[Dataset rows]
— Begin —
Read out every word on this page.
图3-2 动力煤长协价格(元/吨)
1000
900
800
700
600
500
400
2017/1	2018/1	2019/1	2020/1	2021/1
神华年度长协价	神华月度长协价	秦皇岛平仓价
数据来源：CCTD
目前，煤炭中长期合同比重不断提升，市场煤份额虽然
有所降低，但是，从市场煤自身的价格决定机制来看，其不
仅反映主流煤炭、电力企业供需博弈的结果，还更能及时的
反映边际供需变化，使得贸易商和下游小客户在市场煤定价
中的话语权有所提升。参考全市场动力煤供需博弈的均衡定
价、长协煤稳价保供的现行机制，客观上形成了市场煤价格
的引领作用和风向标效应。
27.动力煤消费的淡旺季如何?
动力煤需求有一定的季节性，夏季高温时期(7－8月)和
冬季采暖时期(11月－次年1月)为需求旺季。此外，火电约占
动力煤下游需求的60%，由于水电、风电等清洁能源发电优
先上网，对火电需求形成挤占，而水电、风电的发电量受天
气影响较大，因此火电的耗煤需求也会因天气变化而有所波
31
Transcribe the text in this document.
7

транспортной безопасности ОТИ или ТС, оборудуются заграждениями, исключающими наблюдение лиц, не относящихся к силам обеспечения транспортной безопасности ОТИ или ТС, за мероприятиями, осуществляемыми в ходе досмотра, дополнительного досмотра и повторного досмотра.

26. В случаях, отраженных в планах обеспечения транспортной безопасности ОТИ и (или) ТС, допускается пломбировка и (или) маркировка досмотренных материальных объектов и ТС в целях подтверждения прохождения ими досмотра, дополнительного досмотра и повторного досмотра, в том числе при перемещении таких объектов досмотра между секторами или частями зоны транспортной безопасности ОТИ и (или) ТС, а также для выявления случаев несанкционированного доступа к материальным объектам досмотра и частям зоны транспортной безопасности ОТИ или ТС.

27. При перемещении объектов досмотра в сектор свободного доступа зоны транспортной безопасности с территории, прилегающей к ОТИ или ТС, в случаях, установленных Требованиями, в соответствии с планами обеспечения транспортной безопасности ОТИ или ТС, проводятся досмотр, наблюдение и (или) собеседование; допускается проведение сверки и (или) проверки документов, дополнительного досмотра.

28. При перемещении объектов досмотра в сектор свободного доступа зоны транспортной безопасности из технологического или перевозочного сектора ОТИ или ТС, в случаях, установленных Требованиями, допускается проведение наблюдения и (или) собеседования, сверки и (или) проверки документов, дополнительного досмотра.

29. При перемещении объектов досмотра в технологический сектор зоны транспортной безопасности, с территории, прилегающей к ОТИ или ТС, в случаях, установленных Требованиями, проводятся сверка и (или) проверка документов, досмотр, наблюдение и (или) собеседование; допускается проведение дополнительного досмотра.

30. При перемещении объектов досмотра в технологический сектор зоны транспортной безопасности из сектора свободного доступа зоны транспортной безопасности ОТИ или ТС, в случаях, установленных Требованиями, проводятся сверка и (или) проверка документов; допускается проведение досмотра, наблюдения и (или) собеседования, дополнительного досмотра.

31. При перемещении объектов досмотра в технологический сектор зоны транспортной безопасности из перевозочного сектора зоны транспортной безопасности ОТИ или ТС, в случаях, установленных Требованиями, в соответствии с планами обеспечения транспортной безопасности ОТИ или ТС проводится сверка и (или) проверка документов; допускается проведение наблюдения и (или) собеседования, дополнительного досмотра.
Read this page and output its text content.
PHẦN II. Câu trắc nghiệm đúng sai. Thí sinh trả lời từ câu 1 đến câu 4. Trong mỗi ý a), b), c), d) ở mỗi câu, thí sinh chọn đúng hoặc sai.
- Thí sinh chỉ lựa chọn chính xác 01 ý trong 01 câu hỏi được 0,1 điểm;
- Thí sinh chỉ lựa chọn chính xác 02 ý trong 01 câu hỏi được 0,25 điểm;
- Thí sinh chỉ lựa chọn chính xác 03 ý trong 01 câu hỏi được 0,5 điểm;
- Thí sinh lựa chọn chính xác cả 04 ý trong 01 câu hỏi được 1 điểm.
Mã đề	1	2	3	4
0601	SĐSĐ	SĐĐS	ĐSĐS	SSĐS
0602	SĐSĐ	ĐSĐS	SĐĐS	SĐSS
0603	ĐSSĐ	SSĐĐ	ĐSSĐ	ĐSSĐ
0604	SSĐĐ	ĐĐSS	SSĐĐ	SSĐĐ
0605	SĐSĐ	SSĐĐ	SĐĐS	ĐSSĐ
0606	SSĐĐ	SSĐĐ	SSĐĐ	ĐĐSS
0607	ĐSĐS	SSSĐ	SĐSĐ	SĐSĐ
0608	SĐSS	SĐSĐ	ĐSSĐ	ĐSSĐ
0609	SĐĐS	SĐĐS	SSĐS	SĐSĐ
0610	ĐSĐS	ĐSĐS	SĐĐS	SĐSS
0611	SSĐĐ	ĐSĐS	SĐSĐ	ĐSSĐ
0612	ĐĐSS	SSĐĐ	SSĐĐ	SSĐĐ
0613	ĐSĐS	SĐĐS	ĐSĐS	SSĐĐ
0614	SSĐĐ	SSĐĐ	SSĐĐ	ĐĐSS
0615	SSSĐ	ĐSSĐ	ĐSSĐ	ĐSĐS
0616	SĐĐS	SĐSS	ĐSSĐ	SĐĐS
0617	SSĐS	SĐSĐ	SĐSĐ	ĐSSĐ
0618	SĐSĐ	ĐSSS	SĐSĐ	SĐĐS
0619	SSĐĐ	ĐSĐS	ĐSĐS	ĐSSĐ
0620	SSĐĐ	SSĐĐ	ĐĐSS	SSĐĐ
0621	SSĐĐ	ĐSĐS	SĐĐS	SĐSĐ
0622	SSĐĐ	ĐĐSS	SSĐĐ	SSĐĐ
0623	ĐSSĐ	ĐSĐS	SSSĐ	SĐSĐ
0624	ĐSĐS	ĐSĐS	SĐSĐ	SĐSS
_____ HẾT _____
— End —
[Instruction] Which lines of the data above contain "SSSĐ"? Copy each one.

[Solution below]
0607	ĐSĐS	SSSĐ	SĐSĐ	SĐSĐ
0615	SSSĐ	ĐSSĐ	ĐSSĐ	ĐSĐS
0623	ĐSSĐ	ĐSĐS	SSSĐ	SĐSĐ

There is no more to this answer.